▶ [Objetivo 1] No texto sobre fotografia, durante quanto tempo os adolescentes mantiveram o desafio de fotografar a sua rua?

Desafiei em tempos um grupo de adolescentes a todos os dias, em saindo de casa a caminho da escola, fazerem uma fotografia da sua rua. A proposta sugeria durante quinze dias. Gostaram tanto do desafio que o mantiveram durante mais de dois meses e, de acordo com o professor que os acompanhava em fotografia, com resultados surpreendentes. Tanto a nível fotográfico como a nível de maturação pessoal.
A fotografia, bem mais que técnica, estética, método e afins, é um olhar sobre o que nos cerca através daquilo que somos. E, as mais das vezes, revela-nos bem mais sobre os nosso interior que sobre o mundo circundante.

By me

segunda-feira, 3 de agosto de 2020

Éticas e apropriações



Há coisa de dez anos, mais ou menos, aconteceu uma moda na web: o Planking.

A ideia era ser-se fotografado na pose que se vê na imagem, a solo ou em grupo. E quanto mais incomum ou arriscado fosse o local mais sucesso teria.

A ideia foi seguida maioritariamente por jovens um pouco por todo o mundo e, ao que sei, alguns mais arrojados tiveram um final infeliz.

Não sou jovem nem temerário. Mas entendi que como desafio fotográfico poderia ter graça. E alinhei com alguns exemplos.

Aquilo com que não contava foi o ter havido um conhecido e grande grupo de imprensa português que foi usar esta minha imagem sem uma palavra prévia. Ilustrando um artigo sobre os perigos dos peões nas auto-estradas.

Soube disso porque um colega me alertou e contactei de imediato o director da publicação a pedir explicações. Caramba! Não estava publicada numa rede social mas usada para ganhar dinheiro com o meu “trabalho” e à minha revelia. E trata-se de uma imagem de minha autoria mostrando a minha pessoa.

Houve que trocar alguns emails. Nunca me foi dito quem o teria feito, nunca me foram apresentadas desculpa nem proposto fosse o que fosse. Limitaram-se a retirar do site a fotografia e o texto.

 

Fica a história para os mais incautos.


By me

segunda-feira, 13 de julho de 2020

Até ao próximo episódio



D'arquivo

Até ao próximo episódio
Já o tenho dito vezes sem conta: cada fotografia tem uma história e uma estória.
E um bom fotógrafo consegue contá-las sem mais que com a fotografia.
Talvez porque não o seja eu, é frequênte as minhas fotografias ficarem aquém das estórias em torno delas.
E neste projecto, com durou mais de  três anos e com mais de mil e duzentas fotografias feitas, algumas estórias acabam por, no geral, repetirem-se. Com pequenas diferenças nas abordagens, nas poses e reacções ao que recebem, para já não falar na questão do preço, mais de metade das que faço em cada dia de jardim da Estrela acabam por ser rotineiras na sua variedade.

▶ [Registos apresentados]
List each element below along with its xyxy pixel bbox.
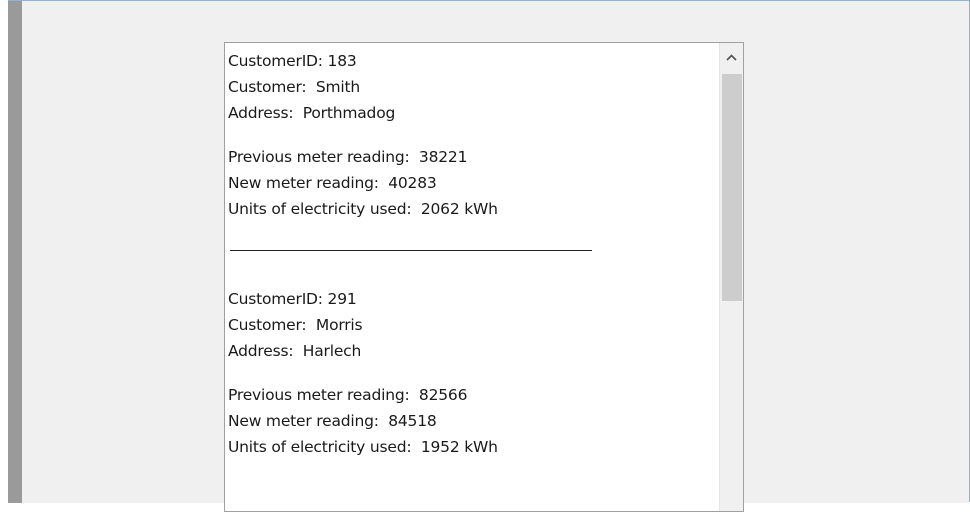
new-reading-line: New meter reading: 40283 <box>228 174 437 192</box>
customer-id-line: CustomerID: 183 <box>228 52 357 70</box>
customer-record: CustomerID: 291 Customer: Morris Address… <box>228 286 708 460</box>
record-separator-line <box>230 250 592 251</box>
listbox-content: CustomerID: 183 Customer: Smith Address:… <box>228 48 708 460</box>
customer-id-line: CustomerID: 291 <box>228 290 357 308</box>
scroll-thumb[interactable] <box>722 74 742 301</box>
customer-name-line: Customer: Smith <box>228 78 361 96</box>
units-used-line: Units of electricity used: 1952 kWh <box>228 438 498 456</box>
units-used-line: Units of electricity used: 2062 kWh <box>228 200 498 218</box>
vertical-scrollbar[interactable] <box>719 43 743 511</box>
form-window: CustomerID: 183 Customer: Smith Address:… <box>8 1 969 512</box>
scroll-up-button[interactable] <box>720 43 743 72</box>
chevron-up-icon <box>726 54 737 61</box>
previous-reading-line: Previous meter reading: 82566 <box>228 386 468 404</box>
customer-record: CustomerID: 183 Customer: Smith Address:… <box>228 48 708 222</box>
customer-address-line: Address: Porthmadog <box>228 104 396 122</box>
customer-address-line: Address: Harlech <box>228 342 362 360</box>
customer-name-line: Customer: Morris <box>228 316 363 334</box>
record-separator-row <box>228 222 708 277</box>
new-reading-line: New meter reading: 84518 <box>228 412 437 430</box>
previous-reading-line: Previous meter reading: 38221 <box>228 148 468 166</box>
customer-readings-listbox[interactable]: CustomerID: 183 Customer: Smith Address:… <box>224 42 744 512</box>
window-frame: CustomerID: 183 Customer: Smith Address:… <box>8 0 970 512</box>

▶ [Objetivo 2] Atualize, nos registos, o trecho que vai da linha que contém "new-reading-line: New meter reading: 40283" até à linha que contém "listbox-content: CustomerID: 183", substituindo "Smith" por "Jones" e mantendo tudo o resto inalterado. Apresente apenas essas linhas.

▶ [Resultado completo 1] Durante mais de dois meses.

▶ [Resultado completo 2]
new-reading-line: New meter reading: 40283 <box>228 174 437 192</box>
customer-id-line: CustomerID: 183 <box>228 52 357 70</box>
customer-record: CustomerID: 291 Customer: Morris Address… <box>228 286 708 460</box>
record-separator-line <box>230 250 592 251</box>
listbox-content: CustomerID: 183 Customer: Jones Address:… <box>228 48 708 460</box>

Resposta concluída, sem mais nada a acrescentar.